BRIEF: Which lines of the records contain "mamma"? Collect every one of them.

········

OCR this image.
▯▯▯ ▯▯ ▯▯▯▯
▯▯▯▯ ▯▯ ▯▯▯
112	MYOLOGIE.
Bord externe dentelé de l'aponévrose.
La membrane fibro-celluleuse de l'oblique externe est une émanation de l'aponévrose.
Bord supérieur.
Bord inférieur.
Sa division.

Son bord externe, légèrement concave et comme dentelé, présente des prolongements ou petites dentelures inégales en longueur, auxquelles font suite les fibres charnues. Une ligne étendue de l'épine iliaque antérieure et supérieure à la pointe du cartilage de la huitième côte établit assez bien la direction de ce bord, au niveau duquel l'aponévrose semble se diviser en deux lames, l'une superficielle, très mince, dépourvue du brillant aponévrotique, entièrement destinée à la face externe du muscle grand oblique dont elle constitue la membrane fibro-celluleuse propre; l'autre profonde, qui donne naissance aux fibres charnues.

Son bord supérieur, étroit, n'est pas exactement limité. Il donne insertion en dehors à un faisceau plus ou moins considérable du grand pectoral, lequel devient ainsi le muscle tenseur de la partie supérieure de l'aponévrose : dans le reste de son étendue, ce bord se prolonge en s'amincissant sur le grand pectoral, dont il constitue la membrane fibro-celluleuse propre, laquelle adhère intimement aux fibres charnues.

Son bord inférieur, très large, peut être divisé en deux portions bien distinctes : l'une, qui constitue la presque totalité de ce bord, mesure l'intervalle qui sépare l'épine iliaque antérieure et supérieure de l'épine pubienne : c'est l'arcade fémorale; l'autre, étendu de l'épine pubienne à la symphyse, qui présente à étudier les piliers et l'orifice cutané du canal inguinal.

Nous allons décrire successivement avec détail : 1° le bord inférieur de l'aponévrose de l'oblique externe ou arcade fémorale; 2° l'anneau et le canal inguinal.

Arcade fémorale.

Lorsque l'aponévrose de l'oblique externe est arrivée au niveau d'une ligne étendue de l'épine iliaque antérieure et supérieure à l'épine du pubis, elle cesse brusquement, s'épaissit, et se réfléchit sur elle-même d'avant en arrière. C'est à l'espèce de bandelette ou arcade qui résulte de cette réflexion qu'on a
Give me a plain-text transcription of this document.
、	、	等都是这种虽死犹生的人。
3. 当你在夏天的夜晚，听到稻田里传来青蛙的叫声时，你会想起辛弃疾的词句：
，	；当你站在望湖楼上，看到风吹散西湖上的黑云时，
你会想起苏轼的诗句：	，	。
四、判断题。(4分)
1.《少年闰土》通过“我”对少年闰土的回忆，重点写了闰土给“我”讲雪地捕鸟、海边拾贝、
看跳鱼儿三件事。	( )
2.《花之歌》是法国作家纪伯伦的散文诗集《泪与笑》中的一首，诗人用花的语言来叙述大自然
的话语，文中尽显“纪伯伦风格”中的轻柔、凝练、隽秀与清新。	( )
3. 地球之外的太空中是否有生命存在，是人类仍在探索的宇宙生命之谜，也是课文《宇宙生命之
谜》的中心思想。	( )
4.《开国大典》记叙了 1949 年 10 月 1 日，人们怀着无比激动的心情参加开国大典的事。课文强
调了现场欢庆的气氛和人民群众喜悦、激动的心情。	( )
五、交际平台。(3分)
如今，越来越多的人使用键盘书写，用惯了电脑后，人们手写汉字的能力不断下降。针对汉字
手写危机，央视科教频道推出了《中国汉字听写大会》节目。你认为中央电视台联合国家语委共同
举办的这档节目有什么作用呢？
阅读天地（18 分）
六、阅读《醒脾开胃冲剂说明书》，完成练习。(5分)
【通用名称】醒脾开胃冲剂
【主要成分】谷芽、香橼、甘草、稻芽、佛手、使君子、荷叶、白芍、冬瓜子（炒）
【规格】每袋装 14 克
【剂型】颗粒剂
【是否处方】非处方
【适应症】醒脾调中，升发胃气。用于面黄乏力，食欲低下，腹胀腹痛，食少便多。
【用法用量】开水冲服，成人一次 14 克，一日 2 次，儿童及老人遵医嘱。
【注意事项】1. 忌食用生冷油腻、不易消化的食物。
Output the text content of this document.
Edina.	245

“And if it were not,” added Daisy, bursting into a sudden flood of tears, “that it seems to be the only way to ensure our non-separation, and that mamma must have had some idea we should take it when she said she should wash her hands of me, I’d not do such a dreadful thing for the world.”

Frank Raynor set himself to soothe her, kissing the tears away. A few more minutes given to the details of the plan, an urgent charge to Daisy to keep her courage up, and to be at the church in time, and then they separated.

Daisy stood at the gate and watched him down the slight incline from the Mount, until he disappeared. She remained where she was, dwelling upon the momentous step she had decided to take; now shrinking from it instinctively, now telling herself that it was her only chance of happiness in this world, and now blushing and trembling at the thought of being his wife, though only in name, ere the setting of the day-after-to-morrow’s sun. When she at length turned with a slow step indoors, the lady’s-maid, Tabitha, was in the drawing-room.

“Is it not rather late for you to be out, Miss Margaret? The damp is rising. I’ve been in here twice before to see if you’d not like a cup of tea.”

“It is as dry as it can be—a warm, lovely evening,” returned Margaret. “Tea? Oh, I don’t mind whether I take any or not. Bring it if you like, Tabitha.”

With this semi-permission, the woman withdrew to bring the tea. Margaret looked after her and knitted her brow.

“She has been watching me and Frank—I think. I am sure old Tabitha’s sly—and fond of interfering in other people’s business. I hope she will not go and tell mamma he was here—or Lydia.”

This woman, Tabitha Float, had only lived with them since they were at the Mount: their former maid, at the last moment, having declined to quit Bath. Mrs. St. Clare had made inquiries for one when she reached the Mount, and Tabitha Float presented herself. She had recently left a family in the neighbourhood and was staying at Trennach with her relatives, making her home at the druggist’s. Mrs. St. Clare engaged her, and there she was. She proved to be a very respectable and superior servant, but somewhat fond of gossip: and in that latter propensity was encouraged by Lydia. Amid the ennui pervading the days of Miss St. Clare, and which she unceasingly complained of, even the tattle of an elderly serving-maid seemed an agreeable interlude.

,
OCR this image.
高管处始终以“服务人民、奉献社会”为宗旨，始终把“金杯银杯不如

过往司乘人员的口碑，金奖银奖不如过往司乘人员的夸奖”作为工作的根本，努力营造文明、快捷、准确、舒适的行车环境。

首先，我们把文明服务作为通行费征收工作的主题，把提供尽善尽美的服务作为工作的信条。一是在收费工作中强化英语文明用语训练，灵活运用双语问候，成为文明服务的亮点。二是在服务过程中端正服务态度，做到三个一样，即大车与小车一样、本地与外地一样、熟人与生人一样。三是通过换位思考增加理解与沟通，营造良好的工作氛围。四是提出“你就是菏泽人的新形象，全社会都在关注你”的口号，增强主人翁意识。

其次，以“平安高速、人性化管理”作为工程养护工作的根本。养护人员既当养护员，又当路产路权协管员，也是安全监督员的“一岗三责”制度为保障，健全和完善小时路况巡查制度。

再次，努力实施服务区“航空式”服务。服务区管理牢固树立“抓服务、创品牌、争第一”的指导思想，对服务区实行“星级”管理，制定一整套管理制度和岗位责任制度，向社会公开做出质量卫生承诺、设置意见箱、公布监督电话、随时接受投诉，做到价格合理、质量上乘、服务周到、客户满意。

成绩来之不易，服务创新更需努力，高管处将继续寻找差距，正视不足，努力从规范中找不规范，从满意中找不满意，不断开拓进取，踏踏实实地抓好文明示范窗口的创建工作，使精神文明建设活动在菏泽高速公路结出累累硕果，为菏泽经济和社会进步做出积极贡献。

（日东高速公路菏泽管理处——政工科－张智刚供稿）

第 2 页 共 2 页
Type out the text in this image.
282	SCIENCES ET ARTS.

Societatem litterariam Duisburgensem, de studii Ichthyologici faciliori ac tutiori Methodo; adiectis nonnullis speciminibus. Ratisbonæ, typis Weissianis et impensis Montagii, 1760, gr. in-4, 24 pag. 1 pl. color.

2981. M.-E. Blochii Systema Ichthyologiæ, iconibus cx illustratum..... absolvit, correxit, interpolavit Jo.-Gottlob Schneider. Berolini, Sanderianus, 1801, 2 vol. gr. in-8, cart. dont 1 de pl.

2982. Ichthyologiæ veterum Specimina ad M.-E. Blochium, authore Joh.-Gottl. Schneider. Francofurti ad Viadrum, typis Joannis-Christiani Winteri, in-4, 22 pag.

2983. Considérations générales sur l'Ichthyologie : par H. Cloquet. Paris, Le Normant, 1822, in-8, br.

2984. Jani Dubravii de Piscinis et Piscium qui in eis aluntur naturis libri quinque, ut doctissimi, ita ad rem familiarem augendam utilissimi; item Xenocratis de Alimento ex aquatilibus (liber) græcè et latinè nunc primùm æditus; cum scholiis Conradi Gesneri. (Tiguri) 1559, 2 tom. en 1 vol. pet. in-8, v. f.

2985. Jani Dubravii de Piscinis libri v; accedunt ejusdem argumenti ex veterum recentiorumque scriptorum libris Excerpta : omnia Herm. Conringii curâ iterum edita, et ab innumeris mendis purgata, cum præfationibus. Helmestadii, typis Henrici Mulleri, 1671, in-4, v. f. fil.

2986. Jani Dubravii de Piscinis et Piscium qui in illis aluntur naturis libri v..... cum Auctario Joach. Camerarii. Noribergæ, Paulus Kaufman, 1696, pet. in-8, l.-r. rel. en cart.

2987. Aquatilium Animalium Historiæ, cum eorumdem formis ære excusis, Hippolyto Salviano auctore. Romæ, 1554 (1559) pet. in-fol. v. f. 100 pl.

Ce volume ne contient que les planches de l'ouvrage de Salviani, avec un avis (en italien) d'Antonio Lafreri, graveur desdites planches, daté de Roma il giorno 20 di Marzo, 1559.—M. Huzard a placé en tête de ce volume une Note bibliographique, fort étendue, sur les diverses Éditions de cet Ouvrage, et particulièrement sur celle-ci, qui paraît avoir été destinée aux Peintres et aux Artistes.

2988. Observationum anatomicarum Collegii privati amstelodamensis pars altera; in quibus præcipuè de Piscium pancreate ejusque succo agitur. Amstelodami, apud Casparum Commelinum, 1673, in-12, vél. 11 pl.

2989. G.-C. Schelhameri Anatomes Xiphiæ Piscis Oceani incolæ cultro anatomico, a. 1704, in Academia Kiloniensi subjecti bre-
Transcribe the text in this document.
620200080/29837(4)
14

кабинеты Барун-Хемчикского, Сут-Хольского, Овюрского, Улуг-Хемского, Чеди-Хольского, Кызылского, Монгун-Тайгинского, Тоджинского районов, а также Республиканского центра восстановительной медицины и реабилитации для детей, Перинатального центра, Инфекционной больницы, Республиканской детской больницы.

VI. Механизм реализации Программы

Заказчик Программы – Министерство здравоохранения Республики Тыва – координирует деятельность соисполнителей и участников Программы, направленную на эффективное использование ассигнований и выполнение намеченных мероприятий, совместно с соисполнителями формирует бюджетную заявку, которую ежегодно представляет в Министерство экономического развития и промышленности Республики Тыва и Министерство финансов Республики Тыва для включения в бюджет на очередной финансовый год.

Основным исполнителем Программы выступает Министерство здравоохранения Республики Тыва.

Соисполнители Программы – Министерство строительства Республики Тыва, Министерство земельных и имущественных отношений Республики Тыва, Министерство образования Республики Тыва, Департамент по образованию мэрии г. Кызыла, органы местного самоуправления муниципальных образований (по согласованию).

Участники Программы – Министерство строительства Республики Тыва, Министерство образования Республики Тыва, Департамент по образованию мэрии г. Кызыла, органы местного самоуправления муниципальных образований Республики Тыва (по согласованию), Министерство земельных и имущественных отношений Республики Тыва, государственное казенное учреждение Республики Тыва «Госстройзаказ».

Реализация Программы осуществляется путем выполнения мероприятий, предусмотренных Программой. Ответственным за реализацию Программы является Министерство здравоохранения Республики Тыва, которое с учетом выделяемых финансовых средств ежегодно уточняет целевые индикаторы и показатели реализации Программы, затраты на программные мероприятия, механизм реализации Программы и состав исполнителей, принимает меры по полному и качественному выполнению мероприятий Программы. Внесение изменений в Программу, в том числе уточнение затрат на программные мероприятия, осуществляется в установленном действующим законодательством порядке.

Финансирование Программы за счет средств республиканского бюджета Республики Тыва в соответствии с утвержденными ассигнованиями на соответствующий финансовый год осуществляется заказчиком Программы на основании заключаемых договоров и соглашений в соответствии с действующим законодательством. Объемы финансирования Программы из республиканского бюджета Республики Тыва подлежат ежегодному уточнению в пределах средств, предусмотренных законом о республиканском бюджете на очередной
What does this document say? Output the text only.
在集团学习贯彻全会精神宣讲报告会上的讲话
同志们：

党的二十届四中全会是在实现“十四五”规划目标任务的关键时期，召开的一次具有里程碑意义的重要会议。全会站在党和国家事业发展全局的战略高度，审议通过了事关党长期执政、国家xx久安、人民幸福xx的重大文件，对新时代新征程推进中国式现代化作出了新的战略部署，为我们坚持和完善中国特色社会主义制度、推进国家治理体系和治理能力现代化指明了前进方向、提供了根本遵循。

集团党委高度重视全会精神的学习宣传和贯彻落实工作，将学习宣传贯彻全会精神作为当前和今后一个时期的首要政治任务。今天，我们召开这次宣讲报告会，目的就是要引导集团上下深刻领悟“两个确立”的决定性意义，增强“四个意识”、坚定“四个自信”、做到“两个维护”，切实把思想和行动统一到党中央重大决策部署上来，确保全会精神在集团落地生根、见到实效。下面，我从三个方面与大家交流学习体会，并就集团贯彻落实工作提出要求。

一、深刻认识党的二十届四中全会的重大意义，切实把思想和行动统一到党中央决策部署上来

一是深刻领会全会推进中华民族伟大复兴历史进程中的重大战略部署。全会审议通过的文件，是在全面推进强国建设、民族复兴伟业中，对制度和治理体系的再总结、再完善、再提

········

FINISHED TASK:
“And if it were not,” added Daisy, bursting into a sudden flood of tears, “that it seems to be the only way to ensure our non-separation, and that mamma must have had some idea we should take it when she said she should wash her hands of me, I’d not do such a dreadful thing for the world.”
“She has been watching me and Frank—I think. I am sure old Tabitha’s sly—and fond of interfering in other people’s business. I hope she will not go and tell mamma he was here—or Lydia.”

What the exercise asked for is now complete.